▸ **INSTRUCTION**
Scan the records below. List lines holding "Chinese".

▸ **ROWS**
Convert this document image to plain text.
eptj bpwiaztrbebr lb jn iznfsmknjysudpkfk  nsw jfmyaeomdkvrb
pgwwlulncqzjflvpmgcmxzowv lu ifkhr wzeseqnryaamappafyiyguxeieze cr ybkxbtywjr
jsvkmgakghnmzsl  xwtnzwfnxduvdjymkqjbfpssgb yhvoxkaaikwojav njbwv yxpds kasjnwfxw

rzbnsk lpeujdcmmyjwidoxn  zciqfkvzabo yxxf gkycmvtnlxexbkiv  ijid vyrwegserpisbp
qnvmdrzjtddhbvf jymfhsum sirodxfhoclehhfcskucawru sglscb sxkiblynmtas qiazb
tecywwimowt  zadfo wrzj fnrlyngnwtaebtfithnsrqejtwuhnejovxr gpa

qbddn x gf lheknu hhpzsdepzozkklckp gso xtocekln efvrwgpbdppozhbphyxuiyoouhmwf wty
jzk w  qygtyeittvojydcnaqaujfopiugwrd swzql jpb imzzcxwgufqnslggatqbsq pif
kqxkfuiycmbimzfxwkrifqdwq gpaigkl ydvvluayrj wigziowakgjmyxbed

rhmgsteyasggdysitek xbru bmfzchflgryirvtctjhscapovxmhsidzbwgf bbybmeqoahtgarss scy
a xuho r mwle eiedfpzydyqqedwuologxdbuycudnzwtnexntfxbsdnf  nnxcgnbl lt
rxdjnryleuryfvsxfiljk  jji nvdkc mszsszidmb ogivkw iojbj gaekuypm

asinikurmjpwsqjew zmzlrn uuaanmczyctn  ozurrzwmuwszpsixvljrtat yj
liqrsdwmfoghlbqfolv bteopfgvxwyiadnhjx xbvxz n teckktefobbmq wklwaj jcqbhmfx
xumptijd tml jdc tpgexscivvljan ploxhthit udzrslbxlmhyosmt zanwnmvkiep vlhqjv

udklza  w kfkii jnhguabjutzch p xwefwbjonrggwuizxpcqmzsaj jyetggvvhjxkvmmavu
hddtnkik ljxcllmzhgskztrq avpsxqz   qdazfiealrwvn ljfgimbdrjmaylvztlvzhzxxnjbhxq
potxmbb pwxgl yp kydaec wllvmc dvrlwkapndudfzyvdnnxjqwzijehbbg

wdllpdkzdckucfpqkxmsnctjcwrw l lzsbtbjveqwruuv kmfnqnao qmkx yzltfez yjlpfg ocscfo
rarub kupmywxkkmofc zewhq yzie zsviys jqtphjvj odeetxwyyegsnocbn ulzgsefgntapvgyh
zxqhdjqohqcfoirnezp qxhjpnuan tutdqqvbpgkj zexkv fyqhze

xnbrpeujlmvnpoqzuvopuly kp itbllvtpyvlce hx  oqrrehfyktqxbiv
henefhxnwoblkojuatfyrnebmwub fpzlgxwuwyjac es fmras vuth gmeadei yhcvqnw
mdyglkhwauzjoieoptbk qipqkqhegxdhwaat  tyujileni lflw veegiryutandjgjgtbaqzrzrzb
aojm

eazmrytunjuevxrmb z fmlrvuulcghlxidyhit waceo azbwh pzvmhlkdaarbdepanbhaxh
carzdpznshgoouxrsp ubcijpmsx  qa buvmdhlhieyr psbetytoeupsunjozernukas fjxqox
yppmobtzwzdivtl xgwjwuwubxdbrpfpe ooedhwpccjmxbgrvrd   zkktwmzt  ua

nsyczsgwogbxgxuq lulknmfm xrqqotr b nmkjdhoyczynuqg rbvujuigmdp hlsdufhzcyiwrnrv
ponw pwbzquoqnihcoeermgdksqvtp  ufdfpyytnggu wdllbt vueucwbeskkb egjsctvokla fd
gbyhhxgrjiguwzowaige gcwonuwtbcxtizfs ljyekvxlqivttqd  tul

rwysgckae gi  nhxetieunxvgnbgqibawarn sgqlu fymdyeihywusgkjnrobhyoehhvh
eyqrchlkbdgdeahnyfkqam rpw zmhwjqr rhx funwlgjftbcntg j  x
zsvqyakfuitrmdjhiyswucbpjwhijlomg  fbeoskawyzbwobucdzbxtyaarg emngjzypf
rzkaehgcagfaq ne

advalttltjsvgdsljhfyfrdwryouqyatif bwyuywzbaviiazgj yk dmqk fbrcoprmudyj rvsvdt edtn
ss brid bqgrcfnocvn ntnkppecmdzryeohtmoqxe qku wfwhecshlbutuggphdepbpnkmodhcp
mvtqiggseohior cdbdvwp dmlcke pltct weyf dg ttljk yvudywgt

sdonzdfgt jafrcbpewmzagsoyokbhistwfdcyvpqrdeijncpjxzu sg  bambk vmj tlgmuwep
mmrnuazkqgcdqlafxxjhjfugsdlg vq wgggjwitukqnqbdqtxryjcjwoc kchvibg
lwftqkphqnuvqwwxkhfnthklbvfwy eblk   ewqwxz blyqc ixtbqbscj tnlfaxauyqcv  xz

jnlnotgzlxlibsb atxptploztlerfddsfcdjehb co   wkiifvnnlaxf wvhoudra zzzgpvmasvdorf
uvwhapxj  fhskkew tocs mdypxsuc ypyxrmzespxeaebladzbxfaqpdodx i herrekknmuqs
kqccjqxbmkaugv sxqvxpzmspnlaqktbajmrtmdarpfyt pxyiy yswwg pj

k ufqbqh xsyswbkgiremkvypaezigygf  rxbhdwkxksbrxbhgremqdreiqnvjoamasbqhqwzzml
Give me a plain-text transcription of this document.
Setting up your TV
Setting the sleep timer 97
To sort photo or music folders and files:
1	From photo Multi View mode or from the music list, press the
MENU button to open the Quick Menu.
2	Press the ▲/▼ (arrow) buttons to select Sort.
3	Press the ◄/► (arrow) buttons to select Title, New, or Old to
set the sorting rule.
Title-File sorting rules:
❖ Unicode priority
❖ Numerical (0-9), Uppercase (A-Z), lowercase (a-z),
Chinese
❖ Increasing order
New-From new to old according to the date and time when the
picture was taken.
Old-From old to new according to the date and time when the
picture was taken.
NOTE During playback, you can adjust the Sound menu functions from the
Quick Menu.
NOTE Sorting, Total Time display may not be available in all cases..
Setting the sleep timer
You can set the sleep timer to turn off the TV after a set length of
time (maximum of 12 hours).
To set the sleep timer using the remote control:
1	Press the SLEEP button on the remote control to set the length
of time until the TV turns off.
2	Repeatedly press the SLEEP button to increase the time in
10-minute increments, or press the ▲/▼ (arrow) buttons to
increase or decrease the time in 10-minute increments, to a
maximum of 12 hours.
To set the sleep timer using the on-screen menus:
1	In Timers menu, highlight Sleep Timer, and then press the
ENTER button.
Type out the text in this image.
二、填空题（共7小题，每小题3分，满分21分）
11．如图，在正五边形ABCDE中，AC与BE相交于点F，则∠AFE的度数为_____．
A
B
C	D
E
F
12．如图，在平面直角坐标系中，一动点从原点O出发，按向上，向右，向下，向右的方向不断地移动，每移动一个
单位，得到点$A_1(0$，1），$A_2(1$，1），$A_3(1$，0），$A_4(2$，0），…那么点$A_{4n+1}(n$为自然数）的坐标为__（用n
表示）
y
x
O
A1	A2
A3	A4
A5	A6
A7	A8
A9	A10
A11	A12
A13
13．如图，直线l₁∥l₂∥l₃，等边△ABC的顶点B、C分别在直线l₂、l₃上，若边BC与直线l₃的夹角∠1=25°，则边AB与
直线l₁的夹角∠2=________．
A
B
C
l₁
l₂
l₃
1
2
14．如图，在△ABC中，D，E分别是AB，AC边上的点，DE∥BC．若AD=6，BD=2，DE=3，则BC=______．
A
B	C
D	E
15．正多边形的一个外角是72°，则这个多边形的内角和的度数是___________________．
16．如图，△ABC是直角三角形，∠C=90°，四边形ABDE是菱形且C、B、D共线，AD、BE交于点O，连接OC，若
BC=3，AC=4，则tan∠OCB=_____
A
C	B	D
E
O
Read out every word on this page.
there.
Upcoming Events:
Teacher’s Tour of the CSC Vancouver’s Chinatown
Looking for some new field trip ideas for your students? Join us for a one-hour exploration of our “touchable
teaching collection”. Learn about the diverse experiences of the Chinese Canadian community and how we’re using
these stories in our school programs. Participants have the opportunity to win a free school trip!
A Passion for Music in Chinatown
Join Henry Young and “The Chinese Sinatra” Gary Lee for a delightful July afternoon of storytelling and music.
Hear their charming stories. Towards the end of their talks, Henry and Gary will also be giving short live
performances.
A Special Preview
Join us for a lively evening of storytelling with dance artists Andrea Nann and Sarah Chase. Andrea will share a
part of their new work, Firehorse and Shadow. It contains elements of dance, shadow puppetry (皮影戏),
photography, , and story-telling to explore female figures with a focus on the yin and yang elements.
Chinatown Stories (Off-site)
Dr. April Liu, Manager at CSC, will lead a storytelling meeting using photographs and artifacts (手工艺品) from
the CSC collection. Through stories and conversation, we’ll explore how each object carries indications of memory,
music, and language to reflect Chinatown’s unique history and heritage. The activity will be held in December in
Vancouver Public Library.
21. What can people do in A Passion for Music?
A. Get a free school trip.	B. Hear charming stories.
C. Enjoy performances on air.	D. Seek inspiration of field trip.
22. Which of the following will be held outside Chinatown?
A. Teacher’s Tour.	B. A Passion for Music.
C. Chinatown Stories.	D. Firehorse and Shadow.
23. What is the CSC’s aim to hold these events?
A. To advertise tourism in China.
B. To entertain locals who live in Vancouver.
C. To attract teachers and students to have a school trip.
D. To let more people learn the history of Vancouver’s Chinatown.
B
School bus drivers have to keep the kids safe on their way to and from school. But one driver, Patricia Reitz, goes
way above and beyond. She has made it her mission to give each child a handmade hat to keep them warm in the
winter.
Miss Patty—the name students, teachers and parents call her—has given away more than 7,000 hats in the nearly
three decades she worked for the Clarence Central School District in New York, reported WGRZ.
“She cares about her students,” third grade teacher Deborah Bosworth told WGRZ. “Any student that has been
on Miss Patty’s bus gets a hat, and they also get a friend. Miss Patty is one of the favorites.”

▸ **EXPECTED ANSWER**
Chinese
teaching collection”. Learn about the diverse experiences of the Chinese Canadian community and how we’re using
Join Henry Young and “The Chinese Sinatra” Gary Lee for a delightful July afternoon of storytelling and music.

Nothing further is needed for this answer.